Could you repeat these items with each "table-row" swapped for "grid-row" and everything else left as it is?
--- Supplied records ---
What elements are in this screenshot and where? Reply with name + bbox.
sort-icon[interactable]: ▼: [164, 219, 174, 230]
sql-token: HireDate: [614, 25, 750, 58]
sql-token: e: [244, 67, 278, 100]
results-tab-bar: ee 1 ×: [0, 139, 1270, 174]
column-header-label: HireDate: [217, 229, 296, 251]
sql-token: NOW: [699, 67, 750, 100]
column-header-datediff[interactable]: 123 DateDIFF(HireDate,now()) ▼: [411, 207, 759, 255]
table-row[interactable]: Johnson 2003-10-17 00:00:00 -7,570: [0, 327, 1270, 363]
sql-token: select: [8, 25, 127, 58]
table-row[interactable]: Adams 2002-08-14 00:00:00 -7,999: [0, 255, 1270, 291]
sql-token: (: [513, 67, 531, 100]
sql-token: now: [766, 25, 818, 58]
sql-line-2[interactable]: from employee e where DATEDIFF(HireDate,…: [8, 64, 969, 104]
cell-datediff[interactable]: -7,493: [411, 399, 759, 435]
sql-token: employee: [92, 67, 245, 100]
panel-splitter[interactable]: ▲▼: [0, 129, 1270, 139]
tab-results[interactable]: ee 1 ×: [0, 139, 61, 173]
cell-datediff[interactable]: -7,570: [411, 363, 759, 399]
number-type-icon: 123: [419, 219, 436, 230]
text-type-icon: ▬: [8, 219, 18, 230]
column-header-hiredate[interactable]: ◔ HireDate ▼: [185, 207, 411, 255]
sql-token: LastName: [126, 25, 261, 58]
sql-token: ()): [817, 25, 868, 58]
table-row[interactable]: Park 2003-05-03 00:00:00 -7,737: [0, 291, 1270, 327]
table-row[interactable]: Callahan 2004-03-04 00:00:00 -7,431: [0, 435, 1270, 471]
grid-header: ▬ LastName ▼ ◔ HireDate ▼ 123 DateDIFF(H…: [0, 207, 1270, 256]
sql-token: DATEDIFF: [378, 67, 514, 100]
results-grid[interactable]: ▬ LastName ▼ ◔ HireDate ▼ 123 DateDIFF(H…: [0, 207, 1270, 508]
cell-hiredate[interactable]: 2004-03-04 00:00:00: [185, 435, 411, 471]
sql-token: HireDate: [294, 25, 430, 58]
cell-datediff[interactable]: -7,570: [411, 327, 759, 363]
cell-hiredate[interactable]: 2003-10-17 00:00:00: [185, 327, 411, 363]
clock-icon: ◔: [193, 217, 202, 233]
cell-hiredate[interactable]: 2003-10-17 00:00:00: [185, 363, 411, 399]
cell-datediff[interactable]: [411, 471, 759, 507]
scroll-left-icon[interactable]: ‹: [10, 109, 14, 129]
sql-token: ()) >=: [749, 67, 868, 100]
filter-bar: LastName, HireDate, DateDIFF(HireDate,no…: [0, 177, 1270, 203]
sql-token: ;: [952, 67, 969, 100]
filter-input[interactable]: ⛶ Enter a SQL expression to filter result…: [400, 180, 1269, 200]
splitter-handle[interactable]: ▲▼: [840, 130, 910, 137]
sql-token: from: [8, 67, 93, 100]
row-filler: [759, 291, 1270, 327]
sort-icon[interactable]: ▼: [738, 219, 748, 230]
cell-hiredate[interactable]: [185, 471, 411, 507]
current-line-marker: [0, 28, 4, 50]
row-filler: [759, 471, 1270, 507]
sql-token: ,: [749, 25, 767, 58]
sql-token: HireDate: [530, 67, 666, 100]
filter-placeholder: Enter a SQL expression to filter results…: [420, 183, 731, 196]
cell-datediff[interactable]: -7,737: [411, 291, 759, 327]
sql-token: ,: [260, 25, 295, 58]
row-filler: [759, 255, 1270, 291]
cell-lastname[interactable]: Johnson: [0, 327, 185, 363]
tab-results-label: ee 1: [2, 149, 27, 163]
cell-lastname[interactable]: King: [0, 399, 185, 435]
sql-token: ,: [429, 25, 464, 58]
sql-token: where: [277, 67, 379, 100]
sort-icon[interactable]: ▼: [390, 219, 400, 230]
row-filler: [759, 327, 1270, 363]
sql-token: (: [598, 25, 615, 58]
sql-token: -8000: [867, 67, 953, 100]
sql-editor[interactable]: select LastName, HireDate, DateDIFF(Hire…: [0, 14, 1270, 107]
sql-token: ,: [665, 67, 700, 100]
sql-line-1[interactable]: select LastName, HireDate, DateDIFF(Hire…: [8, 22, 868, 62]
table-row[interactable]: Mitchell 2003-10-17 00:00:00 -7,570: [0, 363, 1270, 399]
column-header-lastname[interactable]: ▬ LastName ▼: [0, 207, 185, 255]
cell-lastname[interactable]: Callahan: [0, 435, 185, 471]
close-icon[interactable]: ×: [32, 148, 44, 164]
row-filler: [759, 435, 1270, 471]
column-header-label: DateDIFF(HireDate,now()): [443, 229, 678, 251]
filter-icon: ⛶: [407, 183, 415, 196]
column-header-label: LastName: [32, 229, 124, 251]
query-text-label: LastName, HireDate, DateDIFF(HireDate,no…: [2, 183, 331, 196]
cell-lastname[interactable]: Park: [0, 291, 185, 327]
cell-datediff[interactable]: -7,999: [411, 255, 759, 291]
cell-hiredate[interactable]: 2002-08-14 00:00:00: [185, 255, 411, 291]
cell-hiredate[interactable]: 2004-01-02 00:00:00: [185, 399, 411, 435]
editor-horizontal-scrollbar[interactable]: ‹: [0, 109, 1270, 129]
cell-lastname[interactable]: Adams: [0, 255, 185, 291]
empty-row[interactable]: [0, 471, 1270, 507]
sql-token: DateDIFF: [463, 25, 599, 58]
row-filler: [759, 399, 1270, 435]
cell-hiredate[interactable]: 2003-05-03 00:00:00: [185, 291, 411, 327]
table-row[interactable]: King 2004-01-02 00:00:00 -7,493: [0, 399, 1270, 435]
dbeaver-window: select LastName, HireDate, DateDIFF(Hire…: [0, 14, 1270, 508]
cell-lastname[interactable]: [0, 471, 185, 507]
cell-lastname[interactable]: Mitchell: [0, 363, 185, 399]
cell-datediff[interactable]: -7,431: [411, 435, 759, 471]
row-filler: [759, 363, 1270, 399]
---
**Complete answer:**
What elements are in this screenshot and where? Reply with name + bbox.
sort-icon[interactable]: ▼: [164, 219, 174, 230]
sql-token: HireDate: [614, 25, 750, 58]
sql-token: e: [244, 67, 278, 100]
results-tab-bar: ee 1 ×: [0, 139, 1270, 174]
column-header-label: HireDate: [217, 229, 296, 251]
sql-token: NOW: [699, 67, 750, 100]
column-header-datediff[interactable]: 123 DateDIFF(HireDate,now()) ▼: [411, 207, 759, 255]
grid-row[interactable]: Johnson 2003-10-17 00:00:00 -7,570: [0, 327, 1270, 363]
sql-token: select: [8, 25, 127, 58]
grid-row[interactable]: Adams 2002-08-14 00:00:00 -7,999: [0, 255, 1270, 291]
sql-token: (: [513, 67, 531, 100]
sql-token: now: [766, 25, 818, 58]
sql-line-2[interactable]: from employee e where DATEDIFF(HireDate,…: [8, 64, 969, 104]
cell-datediff[interactable]: -7,493: [411, 399, 759, 435]
sql-token: employee: [92, 67, 245, 100]
panel-splitter[interactable]: ▲▼: [0, 129, 1270, 139]
tab-results[interactable]: ee 1 ×: [0, 139, 61, 173]
cell-datediff[interactable]: -7,570: [411, 363, 759, 399]
number-type-icon: 123: [419, 219, 436, 230]
text-type-icon: ▬: [8, 219, 18, 230]
column-header-hiredate[interactable]: ◔ HireDate ▼: [185, 207, 411, 255]
sql-token: LastName: [126, 25, 261, 58]
sql-token: ()): [817, 25, 868, 58]
grid-row[interactable]: Park 2003-05-03 00:00:00 -7,737: [0, 291, 1270, 327]
grid-row[interactable]: Callahan 2004-03-04 00:00:00 -7,431: [0, 435, 1270, 471]
grid-header: ▬ LastName ▼ ◔ HireDate ▼ 123 DateDIFF(H…: [0, 207, 1270, 256]
sql-token: DATEDIFF: [378, 67, 514, 100]
results-grid[interactable]: ▬ LastName ▼ ◔ HireDate ▼ 123 DateDIFF(H…: [0, 207, 1270, 508]
cell-hiredate[interactable]: 2004-03-04 00:00:00: [185, 435, 411, 471]
sql-token: HireDate: [294, 25, 430, 58]
cell-datediff[interactable]: -7,570: [411, 327, 759, 363]
cell-hiredate[interactable]: 2003-10-17 00:00:00: [185, 327, 411, 363]
clock-icon: ◔: [193, 217, 202, 233]
cell-hiredate[interactable]: 2003-10-17 00:00:00: [185, 363, 411, 399]
cell-datediff[interactable]: [411, 471, 759, 507]
scroll-left-icon[interactable]: ‹: [10, 109, 14, 129]
sql-token: ()) >=: [749, 67, 868, 100]
filter-bar: LastName, HireDate, DateDIFF(HireDate,no…: [0, 177, 1270, 203]
sql-token: ;: [952, 67, 969, 100]
filter-input[interactable]: ⛶ Enter a SQL expression to filter result…: [400, 180, 1269, 200]
splitter-handle[interactable]: ▲▼: [840, 130, 910, 137]
sql-token: from: [8, 67, 93, 100]
row-filler: [759, 291, 1270, 327]
sort-icon[interactable]: ▼: [738, 219, 748, 230]
cell-hiredate[interactable]: [185, 471, 411, 507]
current-line-marker: [0, 28, 4, 50]
row-filler: [759, 471, 1270, 507]
sql-token: ,: [749, 25, 767, 58]
sql-token: HireDate: [530, 67, 666, 100]
filter-placeholder: Enter a SQL expression to filter results…: [420, 183, 731, 196]
cell-datediff[interactable]: -7,737: [411, 291, 759, 327]
sql-token: ,: [260, 25, 295, 58]
row-filler: [759, 255, 1270, 291]
cell-lastname[interactable]: Johnson: [0, 327, 185, 363]
tab-results-label: ee 1: [2, 149, 27, 163]
cell-lastname[interactable]: King: [0, 399, 185, 435]
sql-token: ,: [429, 25, 464, 58]
sql-token: where: [277, 67, 379, 100]
sort-icon[interactable]: ▼: [390, 219, 400, 230]
row-filler: [759, 327, 1270, 363]
sql-token: (: [598, 25, 615, 58]
sql-token: -8000: [867, 67, 953, 100]
sql-editor[interactable]: select LastName, HireDate, DateDIFF(Hire…: [0, 14, 1270, 107]
sql-token: ,: [665, 67, 700, 100]
sql-line-1[interactable]: select LastName, HireDate, DateDIFF(Hire…: [8, 22, 868, 62]
grid-row[interactable]: Mitchell 2003-10-17 00:00:00 -7,570: [0, 363, 1270, 399]
column-header-lastname[interactable]: ▬ LastName ▼: [0, 207, 185, 255]
cell-lastname[interactable]: Callahan: [0, 435, 185, 471]
close-icon[interactable]: ×: [32, 148, 44, 164]
row-filler: [759, 435, 1270, 471]
column-header-label: DateDIFF(HireDate,now()): [443, 229, 678, 251]
filter-icon: ⛶: [407, 183, 415, 196]
column-header-label: LastName: [32, 229, 124, 251]
query-text-label: LastName, HireDate, DateDIFF(HireDate,no…: [2, 183, 331, 196]
cell-lastname[interactable]: Park: [0, 291, 185, 327]
cell-datediff[interactable]: -7,999: [411, 255, 759, 291]
cell-hiredate[interactable]: 2002-08-14 00:00:00: [185, 255, 411, 291]
cell-hiredate[interactable]: 2004-01-02 00:00:00: [185, 399, 411, 435]
editor-horizontal-scrollbar[interactable]: ‹: [0, 109, 1270, 129]
cell-lastname[interactable]: Adams: [0, 255, 185, 291]
empty-row[interactable]: [0, 471, 1270, 507]
sql-token: DateDIFF: [463, 25, 599, 58]
row-filler: [759, 399, 1270, 435]
cell-hiredate[interactable]: 2003-05-03 00:00:00: [185, 291, 411, 327]
grid-row[interactable]: King 2004-01-02 00:00:00 -7,493: [0, 399, 1270, 435]
dbeaver-window: select LastName, HireDate, DateDIFF(Hire…: [0, 14, 1270, 508]
cell-lastname[interactable]: [0, 471, 185, 507]
cell-lastname[interactable]: Mitchell: [0, 363, 185, 399]
cell-datediff[interactable]: -7,431: [411, 435, 759, 471]
row-filler: [759, 363, 1270, 399]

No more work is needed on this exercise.